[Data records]
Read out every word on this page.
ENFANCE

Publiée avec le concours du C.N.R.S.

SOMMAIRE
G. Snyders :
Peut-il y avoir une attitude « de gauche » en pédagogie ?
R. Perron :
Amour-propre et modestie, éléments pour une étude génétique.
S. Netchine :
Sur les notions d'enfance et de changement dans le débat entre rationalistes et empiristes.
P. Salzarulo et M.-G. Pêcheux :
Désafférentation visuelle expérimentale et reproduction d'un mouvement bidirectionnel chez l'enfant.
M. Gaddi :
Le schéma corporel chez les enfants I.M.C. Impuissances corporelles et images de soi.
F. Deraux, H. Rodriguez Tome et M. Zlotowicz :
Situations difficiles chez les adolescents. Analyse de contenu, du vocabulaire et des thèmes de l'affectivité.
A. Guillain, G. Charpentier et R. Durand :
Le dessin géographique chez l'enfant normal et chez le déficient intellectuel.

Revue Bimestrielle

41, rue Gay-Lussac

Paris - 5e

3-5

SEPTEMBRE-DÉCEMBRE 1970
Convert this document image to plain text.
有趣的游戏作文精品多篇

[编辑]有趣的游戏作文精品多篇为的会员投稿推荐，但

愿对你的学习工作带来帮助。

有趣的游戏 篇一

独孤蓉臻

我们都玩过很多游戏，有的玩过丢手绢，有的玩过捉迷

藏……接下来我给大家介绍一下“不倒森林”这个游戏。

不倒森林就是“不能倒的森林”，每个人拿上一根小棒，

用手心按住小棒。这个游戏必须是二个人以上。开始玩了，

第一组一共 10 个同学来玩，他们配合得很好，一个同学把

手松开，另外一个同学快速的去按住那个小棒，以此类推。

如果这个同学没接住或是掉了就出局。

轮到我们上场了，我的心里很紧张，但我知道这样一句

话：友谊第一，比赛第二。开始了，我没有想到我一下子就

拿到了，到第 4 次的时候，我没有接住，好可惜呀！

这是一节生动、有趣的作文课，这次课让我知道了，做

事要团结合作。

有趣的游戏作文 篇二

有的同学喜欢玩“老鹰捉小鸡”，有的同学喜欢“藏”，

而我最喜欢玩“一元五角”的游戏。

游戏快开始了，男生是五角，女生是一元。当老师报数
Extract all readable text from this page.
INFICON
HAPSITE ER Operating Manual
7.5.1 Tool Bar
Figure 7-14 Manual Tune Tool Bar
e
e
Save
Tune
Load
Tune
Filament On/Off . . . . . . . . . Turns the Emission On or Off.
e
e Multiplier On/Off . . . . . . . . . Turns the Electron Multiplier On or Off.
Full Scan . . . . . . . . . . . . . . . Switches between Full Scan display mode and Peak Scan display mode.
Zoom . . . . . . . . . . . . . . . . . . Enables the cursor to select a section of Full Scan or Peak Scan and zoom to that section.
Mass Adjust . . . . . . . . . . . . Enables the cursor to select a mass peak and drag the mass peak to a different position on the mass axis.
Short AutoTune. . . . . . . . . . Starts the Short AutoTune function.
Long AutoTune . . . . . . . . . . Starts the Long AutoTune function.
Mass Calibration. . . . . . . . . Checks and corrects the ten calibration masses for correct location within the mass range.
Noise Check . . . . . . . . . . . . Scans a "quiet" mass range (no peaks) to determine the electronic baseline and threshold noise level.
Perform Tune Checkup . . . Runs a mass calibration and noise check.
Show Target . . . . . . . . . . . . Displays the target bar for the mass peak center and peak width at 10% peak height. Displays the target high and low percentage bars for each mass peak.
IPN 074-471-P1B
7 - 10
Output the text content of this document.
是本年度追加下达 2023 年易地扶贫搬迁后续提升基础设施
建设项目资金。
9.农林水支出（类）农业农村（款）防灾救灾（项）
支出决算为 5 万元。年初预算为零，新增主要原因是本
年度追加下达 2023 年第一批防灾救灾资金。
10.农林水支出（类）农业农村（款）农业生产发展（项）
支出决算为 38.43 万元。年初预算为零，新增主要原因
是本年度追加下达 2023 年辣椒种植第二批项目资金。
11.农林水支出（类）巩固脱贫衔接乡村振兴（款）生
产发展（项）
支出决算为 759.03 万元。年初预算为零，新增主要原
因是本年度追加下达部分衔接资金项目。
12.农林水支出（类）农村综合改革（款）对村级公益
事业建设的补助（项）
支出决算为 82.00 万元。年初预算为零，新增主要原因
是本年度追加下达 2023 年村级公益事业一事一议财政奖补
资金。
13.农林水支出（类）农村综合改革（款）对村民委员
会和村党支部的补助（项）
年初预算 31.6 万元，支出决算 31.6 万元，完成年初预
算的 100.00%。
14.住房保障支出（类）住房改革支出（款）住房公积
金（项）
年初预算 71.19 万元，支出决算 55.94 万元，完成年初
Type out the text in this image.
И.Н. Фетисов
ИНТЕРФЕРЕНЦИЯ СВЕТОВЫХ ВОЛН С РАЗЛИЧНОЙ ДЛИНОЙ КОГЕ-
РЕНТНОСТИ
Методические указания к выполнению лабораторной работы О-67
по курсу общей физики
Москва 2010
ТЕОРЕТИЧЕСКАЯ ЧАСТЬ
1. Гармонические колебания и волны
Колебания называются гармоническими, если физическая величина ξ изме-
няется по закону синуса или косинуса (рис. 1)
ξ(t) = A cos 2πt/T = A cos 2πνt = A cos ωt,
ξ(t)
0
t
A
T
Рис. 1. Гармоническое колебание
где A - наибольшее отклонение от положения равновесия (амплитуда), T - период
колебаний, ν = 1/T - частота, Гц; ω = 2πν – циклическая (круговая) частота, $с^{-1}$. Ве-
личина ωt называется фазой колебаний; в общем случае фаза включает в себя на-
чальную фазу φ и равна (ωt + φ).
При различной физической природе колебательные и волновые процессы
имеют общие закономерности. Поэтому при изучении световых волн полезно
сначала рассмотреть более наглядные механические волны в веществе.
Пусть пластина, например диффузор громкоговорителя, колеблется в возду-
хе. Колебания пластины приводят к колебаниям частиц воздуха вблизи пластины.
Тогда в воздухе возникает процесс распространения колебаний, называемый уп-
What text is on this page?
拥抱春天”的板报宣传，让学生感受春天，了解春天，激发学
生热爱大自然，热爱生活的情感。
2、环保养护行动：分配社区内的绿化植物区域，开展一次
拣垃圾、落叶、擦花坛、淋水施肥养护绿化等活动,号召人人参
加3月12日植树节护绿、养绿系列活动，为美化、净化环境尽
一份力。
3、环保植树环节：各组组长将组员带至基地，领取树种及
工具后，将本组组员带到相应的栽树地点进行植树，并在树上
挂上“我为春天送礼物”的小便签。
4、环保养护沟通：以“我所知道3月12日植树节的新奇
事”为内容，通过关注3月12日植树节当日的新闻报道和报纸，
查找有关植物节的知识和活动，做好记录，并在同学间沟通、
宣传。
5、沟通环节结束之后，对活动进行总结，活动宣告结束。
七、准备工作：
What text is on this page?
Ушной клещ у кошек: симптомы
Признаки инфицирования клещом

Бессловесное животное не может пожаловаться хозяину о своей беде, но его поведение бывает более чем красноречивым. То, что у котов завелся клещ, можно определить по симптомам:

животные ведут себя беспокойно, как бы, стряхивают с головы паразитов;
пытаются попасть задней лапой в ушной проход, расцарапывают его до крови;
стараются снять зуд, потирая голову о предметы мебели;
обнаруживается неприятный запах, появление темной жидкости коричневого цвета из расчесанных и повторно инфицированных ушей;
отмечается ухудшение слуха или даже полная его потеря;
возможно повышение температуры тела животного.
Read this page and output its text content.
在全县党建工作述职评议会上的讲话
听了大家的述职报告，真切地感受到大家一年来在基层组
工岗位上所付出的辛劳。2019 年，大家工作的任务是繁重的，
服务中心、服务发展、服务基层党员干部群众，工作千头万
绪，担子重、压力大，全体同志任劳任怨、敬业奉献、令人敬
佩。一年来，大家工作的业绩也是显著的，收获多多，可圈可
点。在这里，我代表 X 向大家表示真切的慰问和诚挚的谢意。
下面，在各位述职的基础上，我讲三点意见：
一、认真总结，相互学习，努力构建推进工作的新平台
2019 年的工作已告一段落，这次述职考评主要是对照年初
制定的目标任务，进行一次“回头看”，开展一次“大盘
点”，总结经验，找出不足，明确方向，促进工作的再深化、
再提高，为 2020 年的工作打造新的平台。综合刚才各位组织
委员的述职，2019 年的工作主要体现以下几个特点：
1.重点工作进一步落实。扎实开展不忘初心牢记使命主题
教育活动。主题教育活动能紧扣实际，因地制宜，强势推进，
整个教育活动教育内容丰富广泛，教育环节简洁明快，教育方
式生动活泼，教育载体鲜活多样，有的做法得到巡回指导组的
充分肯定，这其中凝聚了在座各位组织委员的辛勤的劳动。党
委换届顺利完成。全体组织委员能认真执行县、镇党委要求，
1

■ **What is expected**: Copy exactly the lines of the listing above, beginning at the line with "Read this page and output its text content." and ending at its final line; write out nothing else.

■ **The response**:
Read this page and output its text content.
在全县党建工作述职评议会上的讲话
听了大家的述职报告，真切地感受到大家一年来在基层组
工岗位上所付出的辛劳。2019 年，大家工作的任务是繁重的，
服务中心、服务发展、服务基层党员干部群众，工作千头万
绪，担子重、压力大，全体同志任劳任怨、敬业奉献、令人敬
佩。一年来，大家工作的业绩也是显著的，收获多多，可圈可
点。在这里，我代表 X 向大家表示真切的慰问和诚挚的谢意。
下面，在各位述职的基础上，我讲三点意见：
一、认真总结，相互学习，努力构建推进工作的新平台
2019 年的工作已告一段落，这次述职考评主要是对照年初
制定的目标任务，进行一次“回头看”，开展一次“大盘
点”，总结经验，找出不足，明确方向，促进工作的再深化、
再提高，为 2020 年的工作打造新的平台。综合刚才各位组织
委员的述职，2019 年的工作主要体现以下几个特点：
1.重点工作进一步落实。扎实开展不忘初心牢记使命主题
教育活动。主题教育活动能紧扣实际，因地制宜，强势推进，
整个教育活动教育内容丰富广泛，教育环节简洁明快，教育方
式生动活泼，教育载体鲜活多样，有的做法得到巡回指导组的
充分肯定，这其中凝聚了在座各位组织委员的辛勤的劳动。党
委换届顺利完成。全体组织委员能认真执行县、镇党委要求，
1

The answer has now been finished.